### INFORMATION SUPPLIED
— BEGIN —

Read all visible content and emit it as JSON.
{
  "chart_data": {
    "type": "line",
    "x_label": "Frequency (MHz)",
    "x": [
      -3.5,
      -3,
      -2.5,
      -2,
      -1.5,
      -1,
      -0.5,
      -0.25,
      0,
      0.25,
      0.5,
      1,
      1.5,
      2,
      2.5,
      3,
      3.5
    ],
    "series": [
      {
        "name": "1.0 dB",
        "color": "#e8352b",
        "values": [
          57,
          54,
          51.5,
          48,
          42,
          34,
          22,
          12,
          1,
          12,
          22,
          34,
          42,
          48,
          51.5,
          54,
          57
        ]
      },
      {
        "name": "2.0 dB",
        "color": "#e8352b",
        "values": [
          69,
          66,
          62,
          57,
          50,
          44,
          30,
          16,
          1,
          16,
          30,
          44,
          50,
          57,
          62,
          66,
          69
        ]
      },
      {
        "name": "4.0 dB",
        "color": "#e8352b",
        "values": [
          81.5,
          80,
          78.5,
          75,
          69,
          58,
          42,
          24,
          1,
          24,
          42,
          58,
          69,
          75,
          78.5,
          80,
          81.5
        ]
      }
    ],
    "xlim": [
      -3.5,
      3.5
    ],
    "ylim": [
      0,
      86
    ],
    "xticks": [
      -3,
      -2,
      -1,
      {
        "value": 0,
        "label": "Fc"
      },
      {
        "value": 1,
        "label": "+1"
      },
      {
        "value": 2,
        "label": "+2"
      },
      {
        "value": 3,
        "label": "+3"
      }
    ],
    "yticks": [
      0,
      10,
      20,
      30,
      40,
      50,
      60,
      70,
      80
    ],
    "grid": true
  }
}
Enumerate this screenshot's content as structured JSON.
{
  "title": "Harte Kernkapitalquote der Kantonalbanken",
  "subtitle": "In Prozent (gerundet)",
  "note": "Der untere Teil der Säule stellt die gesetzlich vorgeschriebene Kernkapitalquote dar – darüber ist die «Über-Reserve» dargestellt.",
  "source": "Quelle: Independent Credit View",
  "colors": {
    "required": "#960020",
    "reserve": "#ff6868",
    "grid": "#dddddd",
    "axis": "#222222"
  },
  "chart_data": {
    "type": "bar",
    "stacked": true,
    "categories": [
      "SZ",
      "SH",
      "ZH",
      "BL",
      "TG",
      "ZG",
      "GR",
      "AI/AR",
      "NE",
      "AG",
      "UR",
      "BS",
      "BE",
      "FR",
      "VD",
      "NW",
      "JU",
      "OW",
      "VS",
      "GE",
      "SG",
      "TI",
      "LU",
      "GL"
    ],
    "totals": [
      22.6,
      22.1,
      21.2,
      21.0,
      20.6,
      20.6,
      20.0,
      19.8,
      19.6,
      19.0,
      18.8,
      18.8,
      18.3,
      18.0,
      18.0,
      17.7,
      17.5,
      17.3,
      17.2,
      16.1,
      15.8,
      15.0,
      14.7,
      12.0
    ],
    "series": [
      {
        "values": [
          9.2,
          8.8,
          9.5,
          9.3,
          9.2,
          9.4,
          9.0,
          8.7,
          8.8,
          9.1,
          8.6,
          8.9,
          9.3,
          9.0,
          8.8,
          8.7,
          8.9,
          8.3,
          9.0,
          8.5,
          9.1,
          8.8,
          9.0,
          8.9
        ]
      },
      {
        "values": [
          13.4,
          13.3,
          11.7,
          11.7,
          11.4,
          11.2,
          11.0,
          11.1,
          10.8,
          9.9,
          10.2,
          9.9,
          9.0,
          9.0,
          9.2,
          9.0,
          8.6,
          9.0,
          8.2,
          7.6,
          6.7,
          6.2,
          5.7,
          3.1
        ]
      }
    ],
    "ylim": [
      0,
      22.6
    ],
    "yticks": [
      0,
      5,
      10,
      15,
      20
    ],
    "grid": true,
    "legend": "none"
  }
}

— END —

### WHAT THIS TASK INVOLVES
Select and copy every line from the records that includes the word "Kernkapitalquote".

### WRITTEN RESPONSE
  "title": "Harte Kernkapitalquote der Kantonalbanken",
  "note": "Der untere Teil der Säule stellt die gesetzlich vorgeschriebene Kernkapitalquote dar – darüber ist die «Über-Reserve» dargestellt.",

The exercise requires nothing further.